Annotated element entries:
########

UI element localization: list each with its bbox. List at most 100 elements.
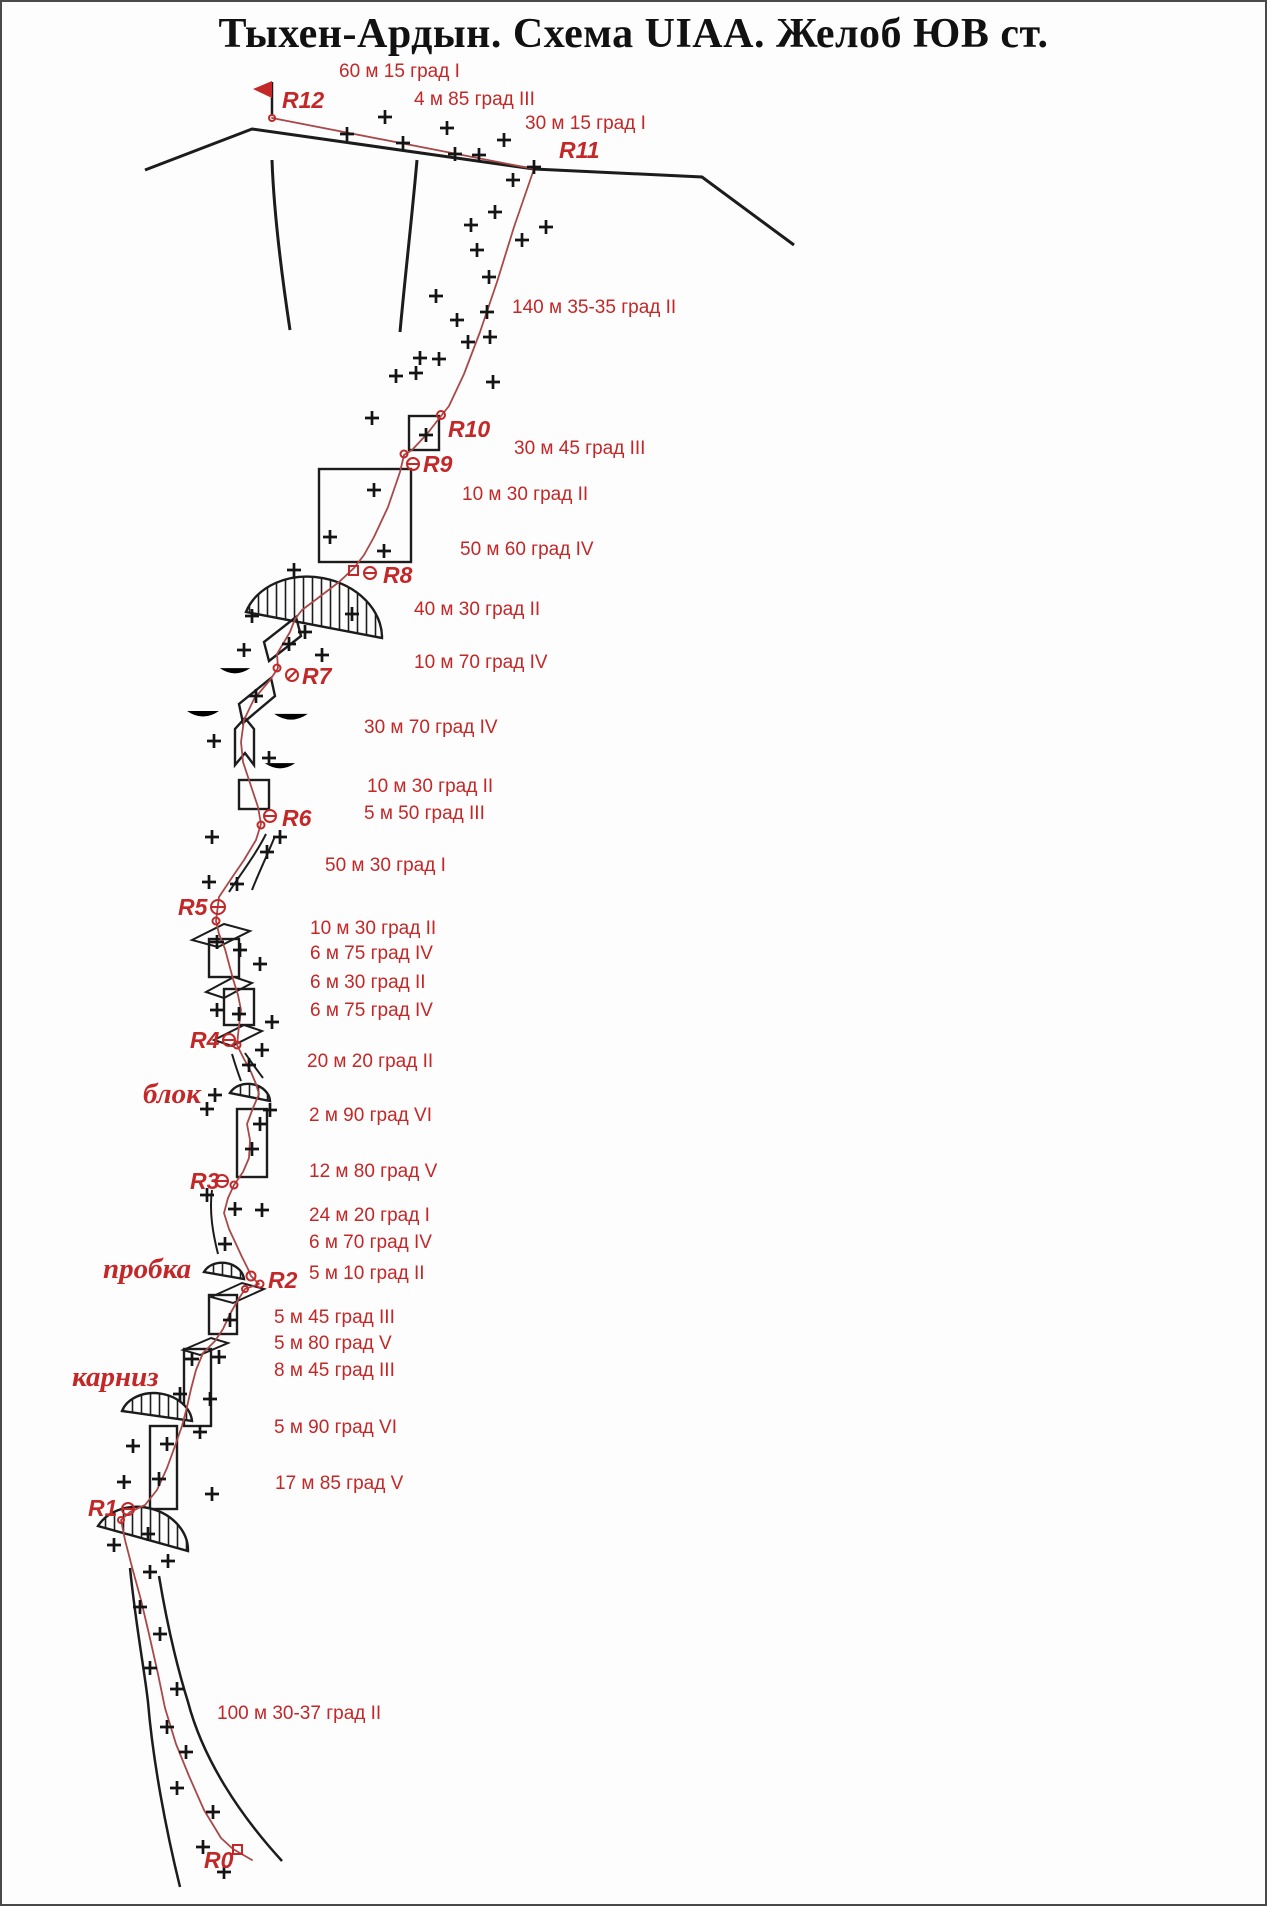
cross-mark [141,1527,155,1541]
block-r10 [407,414,441,452]
cross-mark [461,335,475,349]
overhang-dome-r8 [244,575,384,640]
cross-mark [107,1538,121,1552]
ledge-roof [180,1336,231,1357]
cross-mark [367,483,381,497]
cross-mark [255,1043,269,1057]
cross-mark [153,1627,167,1641]
cross-mark [377,544,391,558]
cross-mark [237,643,251,657]
cross-mark [185,1352,199,1366]
block-big [317,467,413,564]
station-label-R1: R1 [88,1495,117,1521]
chimney-banner [233,716,256,769]
cross-mark [262,751,276,765]
pitch-label: 40 м 30 град II [414,599,540,620]
cross-mark [486,375,500,389]
cross-mark [440,121,454,135]
pitch-label: 5 м 45 град III [274,1307,395,1328]
pitch-label: 5 м 80 град V [274,1333,392,1354]
cross-mark [450,313,464,327]
cross-mark [448,147,462,161]
station-marker-R6 [256,809,277,830]
cross-mark [170,1682,184,1696]
flake-diamond [262,614,303,664]
feature-label-block: блок [143,1078,202,1110]
cross-mark [345,607,359,621]
cross-mark [196,1840,210,1854]
pitch-label: 8 м 45 град III [274,1360,395,1381]
crack-flakes [233,614,303,769]
station-label-R0: R0 [204,1847,234,1873]
station-marker-R9 [399,449,420,471]
pitch-label: 10 м 30 град II [310,918,436,939]
pitch-label: 140 м 35-35 град II [512,297,676,318]
cross-mark [260,845,274,859]
station-marker-R5 [210,899,226,926]
cross-mark [161,1554,175,1568]
cross-mark [253,1117,267,1131]
overhang-domes [96,575,384,1553]
station-markers [117,81,446,1855]
pitch-label: 20 м 20 град II [307,1051,433,1072]
station-label-R8: R8 [383,562,413,588]
ledge-block [207,1293,239,1336]
cross-mark [242,1058,256,1072]
station-labels: R12 R11 R10 R9 R8 R7 R6 R5 R4 R3 R2 R1 R… [88,87,600,1873]
cross-mark [205,830,219,844]
ledge-block [148,1424,179,1511]
pitch-label: 5 м 90 град VI [274,1417,397,1438]
cross-mark [488,205,502,219]
station-label-R11: R11 [559,137,600,163]
cross-mark [205,1487,219,1501]
pitch-label: 100 м 30-37 град II [217,1703,381,1724]
station-label-R7: R7 [302,663,333,689]
pitch-label: 6 м 75 град IV [310,1000,433,1021]
cross-mark [464,218,478,232]
cross-mark [228,1202,242,1216]
pitch-label: 10 м 70 град IV [414,652,548,673]
feature-label-cornice: карниз [72,1361,159,1393]
station-marker-R10 [436,410,446,420]
cross-mark [365,411,379,425]
block-dome [228,1082,272,1103]
pitch-label: 30 м 45 град III [514,438,645,459]
station-label-R12: R12 [282,87,324,113]
cross-mark [482,270,496,284]
lower-gully-left [128,1567,182,1888]
cross-mark [200,1102,214,1116]
station-label-R10: R10 [448,416,490,442]
cross-mark [160,1437,174,1451]
cross-mark [315,648,329,662]
ledge-roof [208,1281,267,1305]
cross-mark [506,173,520,187]
cross-mark [212,1350,226,1364]
ledge-block [182,1347,213,1428]
cross-mark [497,133,511,147]
cross-mark [323,530,337,544]
cross-mark [179,1745,193,1759]
cross-mark [396,136,410,150]
cross-mark [515,233,529,247]
cross-mark [480,305,494,319]
pitch-label: 30 м 70 град IV [364,717,498,738]
cross-mark [152,1472,166,1486]
cross-mark [413,351,427,365]
station-marker-R12 [253,81,276,122]
chockstone-dome [202,1261,246,1281]
station-label-R5: R5 [178,894,209,920]
cross-mark [202,875,216,889]
cornice-dome [120,1391,194,1423]
pitch-labels: 60 м 15 град I 4 м 85 град III 30 м 15 г… [217,61,676,1724]
cross-mark [143,1661,157,1675]
couloir-line-left [270,159,292,331]
ledge-roof [203,975,255,1000]
pitch-label: 50 м 30 град I [325,855,446,876]
cross-mark [298,625,312,639]
station-label-R6: R6 [282,805,312,831]
pitch-label: 6 м 75 град IV [310,943,433,964]
lower-gully-right [157,1575,283,1862]
station-marker-R3 [215,1174,239,1190]
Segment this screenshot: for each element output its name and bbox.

########

*Exercise goal*.
Reproduce every line of the material above word for word, omitting the pictures.

*Exercise solution*.
UI element localization: list each with its bbox. List at most 100 elements.
cross-mark [141,1527,155,1541]
block-r10 [407,414,441,452]
cross-mark [461,335,475,349]
overhang-dome-r8 [244,575,384,640]
cross-mark [107,1538,121,1552]
ledge-roof [180,1336,231,1357]
cross-mark [367,483,381,497]
cross-mark [255,1043,269,1057]
cross-mark [153,1627,167,1641]
cross-mark [377,544,391,558]
cross-mark [237,643,251,657]
cross-mark [185,1352,199,1366]
block-big [317,467,413,564]
station-label-R1: R1 [88,1495,117,1521]
chimney-banner [233,716,256,769]
cross-mark [262,751,276,765]
pitch-label: 40 м 30 град II [414,599,540,620]
cross-mark [486,375,500,389]
cross-mark [440,121,454,135]
pitch-label: 5 м 45 град III [274,1307,395,1328]
pitch-label: 5 м 80 град V [274,1333,392,1354]
cross-mark [450,313,464,327]
cross-mark [448,147,462,161]
station-marker-R6 [256,809,277,830]
cross-mark [170,1682,184,1696]
flake-diamond [262,614,303,664]
feature-label-block: блок [143,1078,202,1110]
cross-mark [345,607,359,621]
cross-mark [196,1840,210,1854]
pitch-label: 8 м 45 град III [274,1360,395,1381]
crack-flakes [233,614,303,769]
station-label-R0: R0 [204,1847,234,1873]
station-marker-R9 [399,449,420,471]
pitch-label: 10 м 30 град II [310,918,436,939]
pitch-label: 140 м 35-35 град II [512,297,676,318]
cross-mark [260,845,274,859]
station-marker-R5 [210,899,226,926]
cross-mark [161,1554,175,1568]
cross-mark [253,1117,267,1131]
overhang-domes [96,575,384,1553]
station-markers [117,81,446,1855]
pitch-label: 20 м 20 град II [307,1051,433,1072]
station-label-R8: R8 [383,562,413,588]
ledge-block [207,1293,239,1336]
cross-mark [242,1058,256,1072]
station-labels: R12 R11 R10 R9 R8 R7 R6 R5 R4 R3 R2 R1 R… [88,87,600,1873]
cross-mark [205,830,219,844]
ledge-block [148,1424,179,1511]
pitch-label: 5 м 90 град VI [274,1417,397,1438]
cross-mark [488,205,502,219]
station-label-R11: R11 [559,137,600,163]
cross-mark [205,1487,219,1501]
pitch-label: 100 м 30-37 град II [217,1703,381,1724]
station-label-R7: R7 [302,663,333,689]
pitch-label: 6 м 75 град IV [310,1000,433,1021]
cross-mark [464,218,478,232]
cross-mark [228,1202,242,1216]
pitch-label: 10 м 70 град IV [414,652,548,673]
feature-label-cornice: карниз [72,1361,159,1393]
station-marker-R10 [436,410,446,420]
cross-mark [365,411,379,425]
block-dome [228,1082,272,1103]
pitch-label: 30 м 45 град III [514,438,645,459]
station-label-R12: R12 [282,87,324,113]
cross-mark [482,270,496,284]
lower-gully-left [128,1567,182,1888]
cross-mark [200,1102,214,1116]
station-label-R10: R10 [448,416,490,442]
cross-mark [160,1437,174,1451]
cross-mark [315,648,329,662]
ledge-roof [208,1281,267,1305]
cross-mark [506,173,520,187]
cross-mark [212,1350,226,1364]
ledge-block [182,1347,213,1428]
cross-mark [497,133,511,147]
cross-mark [323,530,337,544]
cross-mark [179,1745,193,1759]
cross-mark [396,136,410,150]
cross-mark [515,233,529,247]
cross-mark [480,305,494,319]
pitch-label: 30 м 70 град IV [364,717,498,738]
cross-mark [152,1472,166,1486]
cross-mark [413,351,427,365]
station-marker-R12 [253,81,276,122]
chockstone-dome [202,1261,246,1281]
station-label-R5: R5 [178,894,209,920]
cross-mark [202,875,216,889]
cornice-dome [120,1391,194,1423]
pitch-labels: 60 м 15 град I 4 м 85 град III 30 м 15 г… [217,61,676,1724]
cross-mark [143,1661,157,1675]
couloir-line-left [270,159,292,331]
ledge-roof [203,975,255,1000]
pitch-label: 50 м 30 град I [325,855,446,876]
cross-mark [298,625,312,639]
station-label-R6: R6 [282,805,312,831]
pitch-label: 6 м 75 град IV [310,943,433,964]
lower-gully-right [157,1575,283,1862]
station-marker-R3 [215,1174,239,1190]
Segment this screenshot: for each element output its name and bbox.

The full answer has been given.